• **Set task**: Answer with nothing except the number of lines that contain the word "Zitronensaft".

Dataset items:
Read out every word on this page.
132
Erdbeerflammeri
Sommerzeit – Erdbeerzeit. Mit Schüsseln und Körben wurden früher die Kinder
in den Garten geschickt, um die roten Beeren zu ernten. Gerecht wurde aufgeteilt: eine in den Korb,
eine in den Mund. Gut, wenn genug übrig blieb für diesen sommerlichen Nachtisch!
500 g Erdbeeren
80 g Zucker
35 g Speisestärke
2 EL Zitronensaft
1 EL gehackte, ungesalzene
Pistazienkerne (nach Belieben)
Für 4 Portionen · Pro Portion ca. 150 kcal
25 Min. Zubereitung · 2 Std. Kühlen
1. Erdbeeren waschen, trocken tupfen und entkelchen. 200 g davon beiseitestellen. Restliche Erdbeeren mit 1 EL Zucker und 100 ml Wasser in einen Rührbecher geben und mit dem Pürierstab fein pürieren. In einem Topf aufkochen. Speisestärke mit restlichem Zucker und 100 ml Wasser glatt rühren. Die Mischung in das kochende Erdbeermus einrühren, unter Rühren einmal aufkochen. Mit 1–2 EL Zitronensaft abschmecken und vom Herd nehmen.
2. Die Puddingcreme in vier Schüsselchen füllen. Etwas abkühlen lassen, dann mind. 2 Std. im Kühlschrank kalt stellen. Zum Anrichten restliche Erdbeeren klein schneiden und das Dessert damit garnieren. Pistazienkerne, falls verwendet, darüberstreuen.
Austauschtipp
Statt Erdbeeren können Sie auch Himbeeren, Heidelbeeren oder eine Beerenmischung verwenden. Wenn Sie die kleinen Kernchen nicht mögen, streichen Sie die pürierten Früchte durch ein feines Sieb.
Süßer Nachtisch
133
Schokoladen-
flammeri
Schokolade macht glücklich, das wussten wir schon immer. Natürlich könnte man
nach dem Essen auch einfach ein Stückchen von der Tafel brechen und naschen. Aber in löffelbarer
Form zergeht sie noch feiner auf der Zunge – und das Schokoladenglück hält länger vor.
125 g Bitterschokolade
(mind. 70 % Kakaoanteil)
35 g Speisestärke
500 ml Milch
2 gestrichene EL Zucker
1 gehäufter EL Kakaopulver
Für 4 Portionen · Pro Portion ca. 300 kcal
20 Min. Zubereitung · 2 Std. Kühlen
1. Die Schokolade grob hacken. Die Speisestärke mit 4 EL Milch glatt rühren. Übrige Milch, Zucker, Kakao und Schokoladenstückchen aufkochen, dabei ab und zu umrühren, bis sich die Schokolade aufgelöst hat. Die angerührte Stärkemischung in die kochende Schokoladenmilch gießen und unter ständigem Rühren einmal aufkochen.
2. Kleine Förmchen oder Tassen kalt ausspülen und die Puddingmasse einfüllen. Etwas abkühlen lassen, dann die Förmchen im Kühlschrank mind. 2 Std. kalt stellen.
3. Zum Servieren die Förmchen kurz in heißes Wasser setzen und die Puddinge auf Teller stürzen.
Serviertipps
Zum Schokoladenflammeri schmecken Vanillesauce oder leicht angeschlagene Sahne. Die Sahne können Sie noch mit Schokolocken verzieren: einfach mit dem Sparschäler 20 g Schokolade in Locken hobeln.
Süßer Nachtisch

• **Answer for the task**: 2